STATED PROBLEM — Please retype the data in full and exactly; the pictures are not part of the copy.
◆ ◆ ◆ ◆ ◆
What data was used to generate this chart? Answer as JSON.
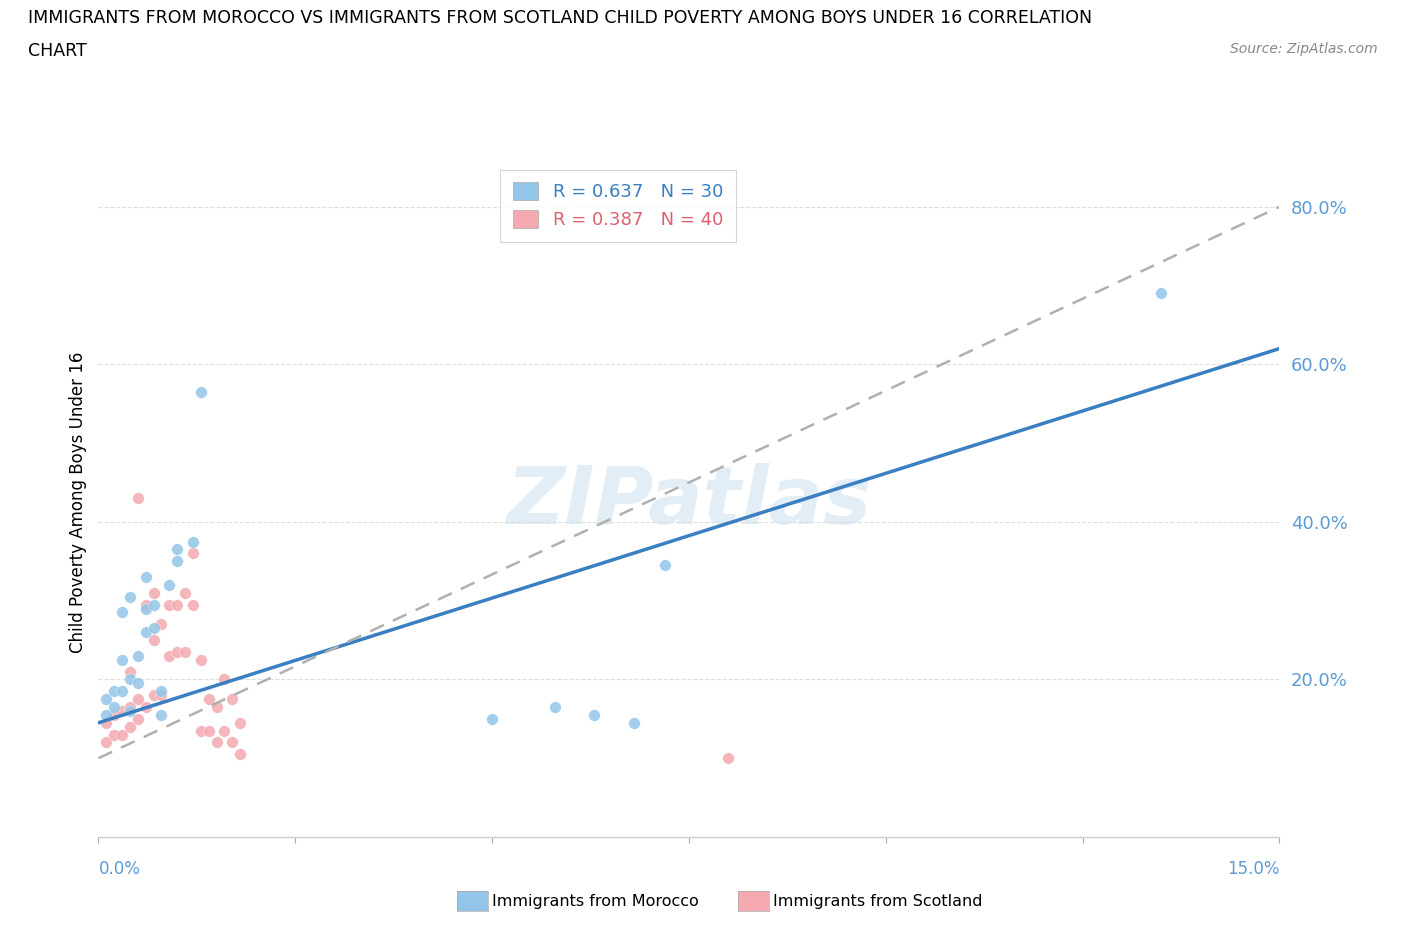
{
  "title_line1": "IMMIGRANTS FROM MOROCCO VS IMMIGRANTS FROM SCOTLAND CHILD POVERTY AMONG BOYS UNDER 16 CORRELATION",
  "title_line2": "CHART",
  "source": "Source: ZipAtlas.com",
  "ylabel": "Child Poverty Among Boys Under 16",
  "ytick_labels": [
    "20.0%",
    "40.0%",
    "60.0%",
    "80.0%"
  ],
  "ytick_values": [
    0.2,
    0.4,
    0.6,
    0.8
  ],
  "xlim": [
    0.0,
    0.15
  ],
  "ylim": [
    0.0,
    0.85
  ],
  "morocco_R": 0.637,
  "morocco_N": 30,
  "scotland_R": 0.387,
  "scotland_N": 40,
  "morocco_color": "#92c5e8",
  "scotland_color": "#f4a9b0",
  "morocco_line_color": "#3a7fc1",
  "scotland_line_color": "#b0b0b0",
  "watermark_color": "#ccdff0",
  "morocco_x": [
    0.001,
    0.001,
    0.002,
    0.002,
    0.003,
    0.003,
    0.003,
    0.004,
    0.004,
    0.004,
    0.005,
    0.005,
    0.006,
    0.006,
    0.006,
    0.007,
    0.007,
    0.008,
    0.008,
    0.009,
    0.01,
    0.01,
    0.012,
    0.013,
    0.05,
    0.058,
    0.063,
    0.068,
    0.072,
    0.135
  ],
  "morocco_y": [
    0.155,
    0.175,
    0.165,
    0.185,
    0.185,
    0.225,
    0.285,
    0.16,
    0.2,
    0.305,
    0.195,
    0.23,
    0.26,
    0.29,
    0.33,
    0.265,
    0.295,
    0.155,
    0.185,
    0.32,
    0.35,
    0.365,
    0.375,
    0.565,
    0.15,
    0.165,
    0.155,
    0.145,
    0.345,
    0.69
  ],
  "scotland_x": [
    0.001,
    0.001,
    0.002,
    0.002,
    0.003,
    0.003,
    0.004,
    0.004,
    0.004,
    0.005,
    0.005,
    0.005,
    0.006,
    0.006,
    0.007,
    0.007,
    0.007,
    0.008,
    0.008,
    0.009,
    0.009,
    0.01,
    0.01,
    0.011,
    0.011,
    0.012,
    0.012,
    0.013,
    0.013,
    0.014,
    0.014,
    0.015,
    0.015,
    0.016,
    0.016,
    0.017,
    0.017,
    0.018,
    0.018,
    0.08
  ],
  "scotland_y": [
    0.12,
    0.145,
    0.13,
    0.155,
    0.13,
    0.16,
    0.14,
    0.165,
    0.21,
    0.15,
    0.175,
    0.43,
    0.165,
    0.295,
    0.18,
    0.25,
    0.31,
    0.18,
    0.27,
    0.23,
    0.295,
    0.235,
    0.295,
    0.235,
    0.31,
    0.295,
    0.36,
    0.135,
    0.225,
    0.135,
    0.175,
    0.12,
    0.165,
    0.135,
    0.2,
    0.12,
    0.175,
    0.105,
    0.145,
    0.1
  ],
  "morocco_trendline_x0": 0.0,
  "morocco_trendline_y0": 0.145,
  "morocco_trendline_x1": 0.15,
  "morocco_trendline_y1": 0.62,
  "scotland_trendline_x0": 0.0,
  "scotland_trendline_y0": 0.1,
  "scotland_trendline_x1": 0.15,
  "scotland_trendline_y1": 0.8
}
◆ ◆ ◆ ◆ ◆
PROBLEM SOLUTION —
What data was used to generate this chart? Answer as JSON.
{
  "title_line1": "IMMIGRANTS FROM MOROCCO VS IMMIGRANTS FROM SCOTLAND CHILD POVERTY AMONG BOYS UNDER 16 CORRELATION",
  "title_line2": "CHART",
  "source": "Source: ZipAtlas.com",
  "ylabel": "Child Poverty Among Boys Under 16",
  "ytick_labels": [
    "20.0%",
    "40.0%",
    "60.0%",
    "80.0%"
  ],
  "ytick_values": [
    0.2,
    0.4,
    0.6,
    0.8
  ],
  "xlim": [
    0.0,
    0.15
  ],
  "ylim": [
    0.0,
    0.85
  ],
  "morocco_R": 0.637,
  "morocco_N": 30,
  "scotland_R": 0.387,
  "scotland_N": 40,
  "morocco_color": "#92c5e8",
  "scotland_color": "#f4a9b0",
  "morocco_line_color": "#3a7fc1",
  "scotland_line_color": "#b0b0b0",
  "watermark_color": "#ccdff0",
  "morocco_x": [
    0.001,
    0.001,
    0.002,
    0.002,
    0.003,
    0.003,
    0.003,
    0.004,
    0.004,
    0.004,
    0.005,
    0.005,
    0.006,
    0.006,
    0.006,
    0.007,
    0.007,
    0.008,
    0.008,
    0.009,
    0.01,
    0.01,
    0.012,
    0.013,
    0.05,
    0.058,
    0.063,
    0.068,
    0.072,
    0.135
  ],
  "morocco_y": [
    0.155,
    0.175,
    0.165,
    0.185,
    0.185,
    0.225,
    0.285,
    0.16,
    0.2,
    0.305,
    0.195,
    0.23,
    0.26,
    0.29,
    0.33,
    0.265,
    0.295,
    0.155,
    0.185,
    0.32,
    0.35,
    0.365,
    0.375,
    0.565,
    0.15,
    0.165,
    0.155,
    0.145,
    0.345,
    0.69
  ],
  "scotland_x": [
    0.001,
    0.001,
    0.002,
    0.002,
    0.003,
    0.003,
    0.004,
    0.004,
    0.004,
    0.005,
    0.005,
    0.005,
    0.006,
    0.006,
    0.007,
    0.007,
    0.007,
    0.008,
    0.008,
    0.009,
    0.009,
    0.01,
    0.01,
    0.011,
    0.011,
    0.012,
    0.012,
    0.013,
    0.013,
    0.014,
    0.014,
    0.015,
    0.015,
    0.016,
    0.016,
    0.017,
    0.017,
    0.018,
    0.018,
    0.08
  ],
  "scotland_y": [
    0.12,
    0.145,
    0.13,
    0.155,
    0.13,
    0.16,
    0.14,
    0.165,
    0.21,
    0.15,
    0.175,
    0.43,
    0.165,
    0.295,
    0.18,
    0.25,
    0.31,
    0.18,
    0.27,
    0.23,
    0.295,
    0.235,
    0.295,
    0.235,
    0.31,
    0.295,
    0.36,
    0.135,
    0.225,
    0.135,
    0.175,
    0.12,
    0.165,
    0.135,
    0.2,
    0.12,
    0.175,
    0.105,
    0.145,
    0.1
  ],
  "morocco_trendline_x0": 0.0,
  "morocco_trendline_y0": 0.145,
  "morocco_trendline_x1": 0.15,
  "morocco_trendline_y1": 0.62,
  "scotland_trendline_x0": 0.0,
  "scotland_trendline_y0": 0.1,
  "scotland_trendline_x1": 0.15,
  "scotland_trendline_y1": 0.8
}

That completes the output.